What you should do:
What number of lines contain the word "Schluß"? Reply with the number and nothing else.
• • • • • • •
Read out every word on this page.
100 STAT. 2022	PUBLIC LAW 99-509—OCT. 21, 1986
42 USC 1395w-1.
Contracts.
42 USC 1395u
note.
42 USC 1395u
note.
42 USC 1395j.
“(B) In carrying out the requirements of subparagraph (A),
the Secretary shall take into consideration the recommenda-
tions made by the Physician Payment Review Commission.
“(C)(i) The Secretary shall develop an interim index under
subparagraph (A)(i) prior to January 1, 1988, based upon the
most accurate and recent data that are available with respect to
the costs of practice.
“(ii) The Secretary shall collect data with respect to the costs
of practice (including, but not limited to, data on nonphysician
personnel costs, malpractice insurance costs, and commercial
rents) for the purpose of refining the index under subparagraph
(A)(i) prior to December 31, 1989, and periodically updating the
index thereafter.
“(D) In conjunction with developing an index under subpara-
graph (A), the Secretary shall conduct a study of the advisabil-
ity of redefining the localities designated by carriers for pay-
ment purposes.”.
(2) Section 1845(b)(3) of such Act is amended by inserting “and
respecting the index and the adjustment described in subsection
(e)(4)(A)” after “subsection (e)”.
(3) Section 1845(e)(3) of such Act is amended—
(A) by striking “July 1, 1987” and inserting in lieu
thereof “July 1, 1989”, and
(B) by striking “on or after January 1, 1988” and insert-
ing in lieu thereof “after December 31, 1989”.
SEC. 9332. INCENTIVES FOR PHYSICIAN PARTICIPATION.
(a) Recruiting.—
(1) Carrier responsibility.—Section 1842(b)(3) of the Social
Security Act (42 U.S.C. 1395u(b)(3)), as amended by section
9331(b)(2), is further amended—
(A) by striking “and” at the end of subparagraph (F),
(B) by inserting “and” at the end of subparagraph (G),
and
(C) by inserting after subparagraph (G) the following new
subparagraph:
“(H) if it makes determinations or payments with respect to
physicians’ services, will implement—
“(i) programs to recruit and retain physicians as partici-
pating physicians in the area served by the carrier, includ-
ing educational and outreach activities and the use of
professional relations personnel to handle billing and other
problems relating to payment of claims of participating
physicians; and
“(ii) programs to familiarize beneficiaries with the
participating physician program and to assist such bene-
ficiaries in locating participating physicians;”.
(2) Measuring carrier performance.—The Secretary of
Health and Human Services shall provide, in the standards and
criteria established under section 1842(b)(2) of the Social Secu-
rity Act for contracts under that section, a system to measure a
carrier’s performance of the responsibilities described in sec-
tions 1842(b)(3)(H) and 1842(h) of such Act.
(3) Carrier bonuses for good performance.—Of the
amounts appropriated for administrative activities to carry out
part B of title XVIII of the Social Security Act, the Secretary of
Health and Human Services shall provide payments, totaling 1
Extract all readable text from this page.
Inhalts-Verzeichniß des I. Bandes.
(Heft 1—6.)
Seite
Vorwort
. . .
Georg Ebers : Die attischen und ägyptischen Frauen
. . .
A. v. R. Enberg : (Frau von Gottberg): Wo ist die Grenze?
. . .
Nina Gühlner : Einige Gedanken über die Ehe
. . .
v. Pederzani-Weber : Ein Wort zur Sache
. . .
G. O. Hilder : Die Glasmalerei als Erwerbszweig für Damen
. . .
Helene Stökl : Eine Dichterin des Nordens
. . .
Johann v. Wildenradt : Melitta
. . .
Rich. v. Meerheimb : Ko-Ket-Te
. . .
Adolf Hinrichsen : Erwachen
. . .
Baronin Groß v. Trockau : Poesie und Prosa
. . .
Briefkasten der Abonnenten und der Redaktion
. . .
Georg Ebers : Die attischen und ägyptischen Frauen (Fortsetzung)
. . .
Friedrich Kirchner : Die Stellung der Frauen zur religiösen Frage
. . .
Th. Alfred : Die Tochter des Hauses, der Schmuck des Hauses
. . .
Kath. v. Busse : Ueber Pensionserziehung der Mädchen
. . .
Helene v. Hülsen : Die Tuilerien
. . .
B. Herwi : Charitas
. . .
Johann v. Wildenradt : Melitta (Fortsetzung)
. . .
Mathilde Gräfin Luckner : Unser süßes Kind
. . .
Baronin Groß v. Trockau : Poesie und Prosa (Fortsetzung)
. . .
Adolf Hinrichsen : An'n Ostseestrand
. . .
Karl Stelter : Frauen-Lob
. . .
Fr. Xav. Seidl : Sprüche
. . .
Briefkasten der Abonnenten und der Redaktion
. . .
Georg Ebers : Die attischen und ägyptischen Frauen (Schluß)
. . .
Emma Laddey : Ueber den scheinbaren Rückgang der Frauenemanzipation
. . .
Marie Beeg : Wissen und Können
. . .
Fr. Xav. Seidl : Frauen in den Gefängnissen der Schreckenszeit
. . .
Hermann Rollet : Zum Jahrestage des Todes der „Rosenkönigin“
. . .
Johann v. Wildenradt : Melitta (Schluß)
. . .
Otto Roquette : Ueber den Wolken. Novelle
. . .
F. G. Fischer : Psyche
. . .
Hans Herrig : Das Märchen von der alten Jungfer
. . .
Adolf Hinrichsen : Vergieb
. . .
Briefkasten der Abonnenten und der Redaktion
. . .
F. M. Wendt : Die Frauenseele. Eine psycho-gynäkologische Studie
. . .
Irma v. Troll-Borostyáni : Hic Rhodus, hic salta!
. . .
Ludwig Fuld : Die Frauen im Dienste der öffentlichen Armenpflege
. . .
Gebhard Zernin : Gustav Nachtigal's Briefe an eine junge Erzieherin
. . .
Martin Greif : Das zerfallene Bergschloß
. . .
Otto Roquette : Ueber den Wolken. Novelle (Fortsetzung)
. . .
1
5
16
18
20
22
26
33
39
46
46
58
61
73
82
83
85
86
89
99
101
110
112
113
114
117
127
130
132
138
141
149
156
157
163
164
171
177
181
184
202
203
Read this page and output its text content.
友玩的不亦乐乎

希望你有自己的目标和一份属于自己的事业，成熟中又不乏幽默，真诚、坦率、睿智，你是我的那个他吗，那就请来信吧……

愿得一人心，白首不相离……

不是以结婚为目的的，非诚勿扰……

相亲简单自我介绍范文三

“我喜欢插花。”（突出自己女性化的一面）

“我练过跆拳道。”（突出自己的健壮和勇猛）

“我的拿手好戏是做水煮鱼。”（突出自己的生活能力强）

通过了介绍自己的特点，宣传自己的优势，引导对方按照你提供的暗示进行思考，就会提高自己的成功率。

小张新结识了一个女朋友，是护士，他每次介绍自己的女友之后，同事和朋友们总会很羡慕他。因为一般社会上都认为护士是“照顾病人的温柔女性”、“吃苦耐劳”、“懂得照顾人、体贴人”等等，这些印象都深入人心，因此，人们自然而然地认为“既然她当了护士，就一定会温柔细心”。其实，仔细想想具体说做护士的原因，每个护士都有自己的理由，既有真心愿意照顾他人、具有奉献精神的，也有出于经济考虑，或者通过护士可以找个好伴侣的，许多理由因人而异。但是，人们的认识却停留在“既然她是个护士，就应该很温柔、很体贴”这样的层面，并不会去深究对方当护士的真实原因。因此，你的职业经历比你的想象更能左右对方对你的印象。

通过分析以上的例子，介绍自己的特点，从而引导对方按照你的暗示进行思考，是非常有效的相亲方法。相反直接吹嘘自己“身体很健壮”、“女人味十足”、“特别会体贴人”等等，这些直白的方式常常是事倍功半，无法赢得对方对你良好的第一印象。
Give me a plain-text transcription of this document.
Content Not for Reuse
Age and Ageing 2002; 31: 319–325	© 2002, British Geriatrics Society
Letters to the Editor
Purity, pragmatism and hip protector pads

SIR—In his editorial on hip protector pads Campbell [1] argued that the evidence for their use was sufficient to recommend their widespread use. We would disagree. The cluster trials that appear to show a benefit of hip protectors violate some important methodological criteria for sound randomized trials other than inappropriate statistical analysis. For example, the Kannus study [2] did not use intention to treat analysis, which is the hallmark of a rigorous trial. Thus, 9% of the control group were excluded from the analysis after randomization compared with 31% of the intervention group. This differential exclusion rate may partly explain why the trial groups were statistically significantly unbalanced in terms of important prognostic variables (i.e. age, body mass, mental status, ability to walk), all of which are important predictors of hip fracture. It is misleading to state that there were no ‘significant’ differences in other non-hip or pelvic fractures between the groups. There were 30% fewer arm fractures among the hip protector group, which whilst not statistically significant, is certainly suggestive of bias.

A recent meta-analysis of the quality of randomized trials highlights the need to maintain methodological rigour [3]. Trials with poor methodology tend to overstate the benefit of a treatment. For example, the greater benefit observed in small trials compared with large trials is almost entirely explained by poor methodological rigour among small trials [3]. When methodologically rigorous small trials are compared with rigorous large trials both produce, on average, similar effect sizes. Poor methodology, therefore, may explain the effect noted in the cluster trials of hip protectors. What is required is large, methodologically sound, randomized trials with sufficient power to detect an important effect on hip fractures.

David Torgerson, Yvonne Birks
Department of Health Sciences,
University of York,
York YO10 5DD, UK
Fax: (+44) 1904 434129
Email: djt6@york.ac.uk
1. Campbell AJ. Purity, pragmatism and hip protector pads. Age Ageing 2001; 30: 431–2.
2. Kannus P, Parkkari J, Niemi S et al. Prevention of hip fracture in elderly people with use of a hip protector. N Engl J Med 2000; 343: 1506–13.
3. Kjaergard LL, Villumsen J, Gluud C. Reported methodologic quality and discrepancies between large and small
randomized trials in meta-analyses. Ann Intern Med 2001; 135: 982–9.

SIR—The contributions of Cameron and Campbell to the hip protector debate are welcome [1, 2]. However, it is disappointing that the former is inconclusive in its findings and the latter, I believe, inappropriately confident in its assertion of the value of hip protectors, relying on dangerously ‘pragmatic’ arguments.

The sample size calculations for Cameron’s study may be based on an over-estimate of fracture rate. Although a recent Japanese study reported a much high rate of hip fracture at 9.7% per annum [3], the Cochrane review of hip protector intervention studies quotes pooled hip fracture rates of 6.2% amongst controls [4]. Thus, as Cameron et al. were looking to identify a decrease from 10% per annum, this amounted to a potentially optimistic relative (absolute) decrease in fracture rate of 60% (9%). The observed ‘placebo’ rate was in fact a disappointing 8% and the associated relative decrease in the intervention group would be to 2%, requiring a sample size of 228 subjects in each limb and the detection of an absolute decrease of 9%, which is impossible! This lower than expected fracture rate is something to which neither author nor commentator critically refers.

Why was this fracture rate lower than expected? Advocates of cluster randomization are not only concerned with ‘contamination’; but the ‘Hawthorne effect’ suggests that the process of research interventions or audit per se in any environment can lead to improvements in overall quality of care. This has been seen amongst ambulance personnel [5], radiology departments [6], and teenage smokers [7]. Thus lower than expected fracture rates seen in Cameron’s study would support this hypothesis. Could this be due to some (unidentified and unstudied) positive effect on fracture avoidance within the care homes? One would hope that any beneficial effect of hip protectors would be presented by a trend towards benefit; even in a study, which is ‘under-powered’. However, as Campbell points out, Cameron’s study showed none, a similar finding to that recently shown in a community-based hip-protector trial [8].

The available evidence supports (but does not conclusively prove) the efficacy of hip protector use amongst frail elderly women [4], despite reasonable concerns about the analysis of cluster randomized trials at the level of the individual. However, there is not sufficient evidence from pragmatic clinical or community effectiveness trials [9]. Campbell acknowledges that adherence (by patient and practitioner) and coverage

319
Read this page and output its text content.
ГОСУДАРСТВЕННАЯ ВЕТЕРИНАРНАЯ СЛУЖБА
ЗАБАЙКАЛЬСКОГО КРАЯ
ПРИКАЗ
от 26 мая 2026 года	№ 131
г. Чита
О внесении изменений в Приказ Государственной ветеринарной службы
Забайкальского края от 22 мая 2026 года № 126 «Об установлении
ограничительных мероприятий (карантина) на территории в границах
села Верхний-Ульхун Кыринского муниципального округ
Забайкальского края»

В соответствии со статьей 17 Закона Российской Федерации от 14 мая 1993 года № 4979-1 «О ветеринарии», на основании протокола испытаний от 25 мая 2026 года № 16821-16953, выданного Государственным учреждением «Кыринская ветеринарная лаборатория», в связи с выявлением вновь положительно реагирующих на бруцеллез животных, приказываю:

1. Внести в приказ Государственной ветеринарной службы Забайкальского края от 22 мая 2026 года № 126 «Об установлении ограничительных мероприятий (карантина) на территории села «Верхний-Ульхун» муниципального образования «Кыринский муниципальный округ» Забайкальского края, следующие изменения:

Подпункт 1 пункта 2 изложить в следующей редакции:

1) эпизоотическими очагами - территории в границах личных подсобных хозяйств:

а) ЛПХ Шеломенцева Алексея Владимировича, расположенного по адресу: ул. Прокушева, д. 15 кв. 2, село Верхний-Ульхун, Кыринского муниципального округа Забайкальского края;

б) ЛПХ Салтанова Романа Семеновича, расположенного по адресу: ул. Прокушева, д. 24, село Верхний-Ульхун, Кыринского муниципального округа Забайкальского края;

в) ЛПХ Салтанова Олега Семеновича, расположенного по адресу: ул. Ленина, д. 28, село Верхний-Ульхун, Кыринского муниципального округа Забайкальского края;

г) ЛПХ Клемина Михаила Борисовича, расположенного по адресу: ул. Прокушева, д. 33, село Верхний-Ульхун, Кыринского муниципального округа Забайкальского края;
• • • • • • •
Written solution:
2